- Stated task
Make an exact transcription of the material, leaving out all images.

- Records for the exercise
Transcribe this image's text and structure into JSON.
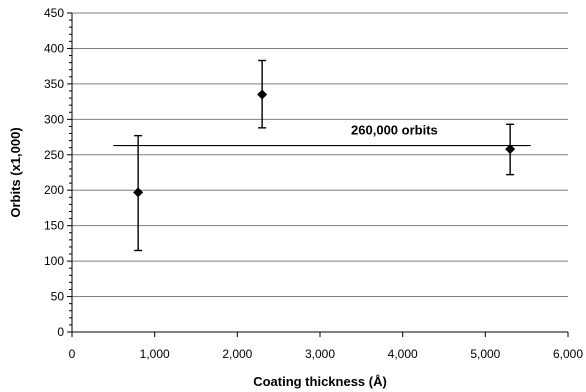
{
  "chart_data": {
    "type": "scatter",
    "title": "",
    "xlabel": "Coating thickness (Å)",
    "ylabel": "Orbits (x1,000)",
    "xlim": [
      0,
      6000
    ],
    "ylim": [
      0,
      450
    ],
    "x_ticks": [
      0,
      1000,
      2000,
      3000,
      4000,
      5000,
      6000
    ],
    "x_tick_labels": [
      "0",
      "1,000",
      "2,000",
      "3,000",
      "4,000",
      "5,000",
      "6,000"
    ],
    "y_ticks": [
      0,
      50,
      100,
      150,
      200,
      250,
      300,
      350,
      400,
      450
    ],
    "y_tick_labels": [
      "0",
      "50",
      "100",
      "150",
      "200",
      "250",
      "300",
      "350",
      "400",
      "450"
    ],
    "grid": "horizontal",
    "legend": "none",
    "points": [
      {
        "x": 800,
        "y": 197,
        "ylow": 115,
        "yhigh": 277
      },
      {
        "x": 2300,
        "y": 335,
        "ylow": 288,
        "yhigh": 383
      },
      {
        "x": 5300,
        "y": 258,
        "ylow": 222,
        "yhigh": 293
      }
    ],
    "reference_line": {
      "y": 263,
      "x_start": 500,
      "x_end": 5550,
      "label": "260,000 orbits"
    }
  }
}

- Answer to the exercise
Transcribe this image's text and structure into JSON.
{
  "chart_data": {
    "type": "scatter",
    "title": "",
    "xlabel": "Coating thickness (Å)",
    "ylabel": "Orbits (x1,000)",
    "xlim": [
      0,
      6000
    ],
    "ylim": [
      0,
      450
    ],
    "x_ticks": [
      0,
      1000,
      2000,
      3000,
      4000,
      5000,
      6000
    ],
    "x_tick_labels": [
      "0",
      "1,000",
      "2,000",
      "3,000",
      "4,000",
      "5,000",
      "6,000"
    ],
    "y_ticks": [
      0,
      50,
      100,
      150,
      200,
      250,
      300,
      350,
      400,
      450
    ],
    "y_tick_labels": [
      "0",
      "50",
      "100",
      "150",
      "200",
      "250",
      "300",
      "350",
      "400",
      "450"
    ],
    "grid": "horizontal",
    "legend": "none",
    "points": [
      {
        "x": 800,
        "y": 197,
        "ylow": 115,
        "yhigh": 277
      },
      {
        "x": 2300,
        "y": 335,
        "ylow": 288,
        "yhigh": 383
      },
      {
        "x": 5300,
        "y": 258,
        "ylow": 222,
        "yhigh": 293
      }
    ],
    "reference_line": {
      "y": 263,
      "x_start": 500,
      "x_end": 5550,
      "label": "260,000 orbits"
    }
  }
}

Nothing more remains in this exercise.